Objective
Scan the lines below for the string "CHECK" and copy every one that has it.

Dataset excerpts
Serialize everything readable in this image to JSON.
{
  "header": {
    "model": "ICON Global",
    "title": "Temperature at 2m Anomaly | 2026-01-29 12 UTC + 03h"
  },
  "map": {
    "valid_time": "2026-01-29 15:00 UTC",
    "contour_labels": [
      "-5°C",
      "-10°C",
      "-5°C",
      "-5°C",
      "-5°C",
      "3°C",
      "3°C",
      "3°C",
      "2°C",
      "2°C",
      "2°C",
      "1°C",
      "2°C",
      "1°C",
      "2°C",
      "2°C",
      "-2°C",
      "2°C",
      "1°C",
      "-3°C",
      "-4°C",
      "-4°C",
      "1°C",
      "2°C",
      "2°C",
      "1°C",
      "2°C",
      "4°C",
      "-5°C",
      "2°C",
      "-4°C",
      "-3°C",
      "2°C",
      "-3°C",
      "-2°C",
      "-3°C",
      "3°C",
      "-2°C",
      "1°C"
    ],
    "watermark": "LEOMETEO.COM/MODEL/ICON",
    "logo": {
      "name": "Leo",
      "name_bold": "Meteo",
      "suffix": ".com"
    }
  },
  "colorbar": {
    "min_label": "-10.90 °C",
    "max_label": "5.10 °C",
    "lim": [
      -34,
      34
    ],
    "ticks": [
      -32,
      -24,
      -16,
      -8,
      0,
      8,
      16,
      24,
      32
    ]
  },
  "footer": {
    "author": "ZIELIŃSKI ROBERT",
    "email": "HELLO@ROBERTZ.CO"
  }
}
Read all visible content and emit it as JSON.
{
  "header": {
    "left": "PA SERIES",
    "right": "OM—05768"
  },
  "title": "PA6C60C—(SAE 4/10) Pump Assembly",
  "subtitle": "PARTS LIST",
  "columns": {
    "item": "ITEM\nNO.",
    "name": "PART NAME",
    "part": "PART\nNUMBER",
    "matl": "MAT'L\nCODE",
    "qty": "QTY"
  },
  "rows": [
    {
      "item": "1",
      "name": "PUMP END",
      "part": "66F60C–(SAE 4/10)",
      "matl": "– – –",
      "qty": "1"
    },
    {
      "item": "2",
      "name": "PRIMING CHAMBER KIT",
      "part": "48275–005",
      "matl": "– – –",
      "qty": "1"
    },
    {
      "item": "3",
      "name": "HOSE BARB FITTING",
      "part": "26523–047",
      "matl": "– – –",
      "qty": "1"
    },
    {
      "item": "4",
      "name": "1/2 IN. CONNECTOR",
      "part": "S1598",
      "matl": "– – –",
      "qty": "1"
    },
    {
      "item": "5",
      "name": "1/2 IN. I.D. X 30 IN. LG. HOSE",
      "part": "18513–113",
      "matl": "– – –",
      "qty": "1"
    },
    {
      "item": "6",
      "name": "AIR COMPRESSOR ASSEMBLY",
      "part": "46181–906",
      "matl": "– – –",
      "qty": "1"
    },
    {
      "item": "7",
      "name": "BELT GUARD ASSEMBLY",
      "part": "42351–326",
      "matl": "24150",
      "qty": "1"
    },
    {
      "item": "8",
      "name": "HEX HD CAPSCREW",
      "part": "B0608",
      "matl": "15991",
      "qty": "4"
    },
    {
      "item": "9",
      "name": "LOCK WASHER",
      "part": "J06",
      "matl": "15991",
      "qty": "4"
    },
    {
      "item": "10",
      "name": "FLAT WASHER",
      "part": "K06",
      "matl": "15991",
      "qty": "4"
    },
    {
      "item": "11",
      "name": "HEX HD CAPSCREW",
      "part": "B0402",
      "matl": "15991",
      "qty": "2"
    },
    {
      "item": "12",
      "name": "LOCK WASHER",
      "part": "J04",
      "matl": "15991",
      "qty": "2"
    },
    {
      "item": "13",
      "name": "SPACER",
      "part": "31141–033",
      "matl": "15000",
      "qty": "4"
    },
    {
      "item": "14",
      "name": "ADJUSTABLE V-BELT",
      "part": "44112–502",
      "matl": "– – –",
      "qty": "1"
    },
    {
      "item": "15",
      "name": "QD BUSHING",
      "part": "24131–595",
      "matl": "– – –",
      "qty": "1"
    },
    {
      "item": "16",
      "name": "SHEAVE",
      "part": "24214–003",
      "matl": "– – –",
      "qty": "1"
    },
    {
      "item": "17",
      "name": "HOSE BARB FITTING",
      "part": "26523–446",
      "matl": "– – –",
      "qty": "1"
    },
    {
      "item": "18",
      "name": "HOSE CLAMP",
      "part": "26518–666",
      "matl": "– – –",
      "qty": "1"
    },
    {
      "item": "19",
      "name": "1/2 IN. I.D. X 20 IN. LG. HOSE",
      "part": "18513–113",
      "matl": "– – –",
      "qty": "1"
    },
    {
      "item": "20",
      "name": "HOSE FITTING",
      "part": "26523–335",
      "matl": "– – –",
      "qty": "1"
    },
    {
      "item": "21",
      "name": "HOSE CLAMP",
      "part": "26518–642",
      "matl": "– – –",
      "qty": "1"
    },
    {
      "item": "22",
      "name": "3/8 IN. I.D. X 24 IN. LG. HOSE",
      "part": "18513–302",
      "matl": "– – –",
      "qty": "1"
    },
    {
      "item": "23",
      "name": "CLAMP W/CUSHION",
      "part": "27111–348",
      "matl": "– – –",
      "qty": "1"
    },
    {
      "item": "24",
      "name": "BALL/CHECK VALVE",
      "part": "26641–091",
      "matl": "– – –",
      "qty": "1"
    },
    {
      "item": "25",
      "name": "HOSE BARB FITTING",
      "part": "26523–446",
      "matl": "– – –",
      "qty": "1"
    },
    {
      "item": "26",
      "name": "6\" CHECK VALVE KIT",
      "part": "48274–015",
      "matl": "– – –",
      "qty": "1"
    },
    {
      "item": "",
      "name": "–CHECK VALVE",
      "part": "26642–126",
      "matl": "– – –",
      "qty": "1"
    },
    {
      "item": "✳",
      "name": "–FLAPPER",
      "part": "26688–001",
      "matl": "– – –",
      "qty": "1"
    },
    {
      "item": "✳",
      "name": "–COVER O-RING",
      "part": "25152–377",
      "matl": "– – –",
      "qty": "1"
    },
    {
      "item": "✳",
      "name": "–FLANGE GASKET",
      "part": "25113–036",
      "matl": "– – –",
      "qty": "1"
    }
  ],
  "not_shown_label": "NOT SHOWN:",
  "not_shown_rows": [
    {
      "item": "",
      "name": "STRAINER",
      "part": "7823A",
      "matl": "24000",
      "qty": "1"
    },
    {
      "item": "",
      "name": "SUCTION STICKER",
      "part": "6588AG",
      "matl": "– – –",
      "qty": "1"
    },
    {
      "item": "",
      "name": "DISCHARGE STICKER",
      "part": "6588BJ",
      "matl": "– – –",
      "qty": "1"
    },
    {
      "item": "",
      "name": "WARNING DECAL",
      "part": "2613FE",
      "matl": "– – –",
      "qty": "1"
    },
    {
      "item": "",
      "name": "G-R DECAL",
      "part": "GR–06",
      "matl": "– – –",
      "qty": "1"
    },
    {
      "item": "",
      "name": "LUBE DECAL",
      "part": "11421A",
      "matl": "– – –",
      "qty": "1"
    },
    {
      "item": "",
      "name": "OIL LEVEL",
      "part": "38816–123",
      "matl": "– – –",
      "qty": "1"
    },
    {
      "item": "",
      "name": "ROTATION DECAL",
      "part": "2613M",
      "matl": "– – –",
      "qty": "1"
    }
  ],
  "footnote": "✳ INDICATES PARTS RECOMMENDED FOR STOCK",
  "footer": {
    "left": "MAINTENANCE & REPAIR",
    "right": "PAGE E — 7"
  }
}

Solution for this exercise
      "name": "BALL/CHECK VALVE",
      "name": "6\" CHECK VALVE KIT",
      "name": "–CHECK VALVE",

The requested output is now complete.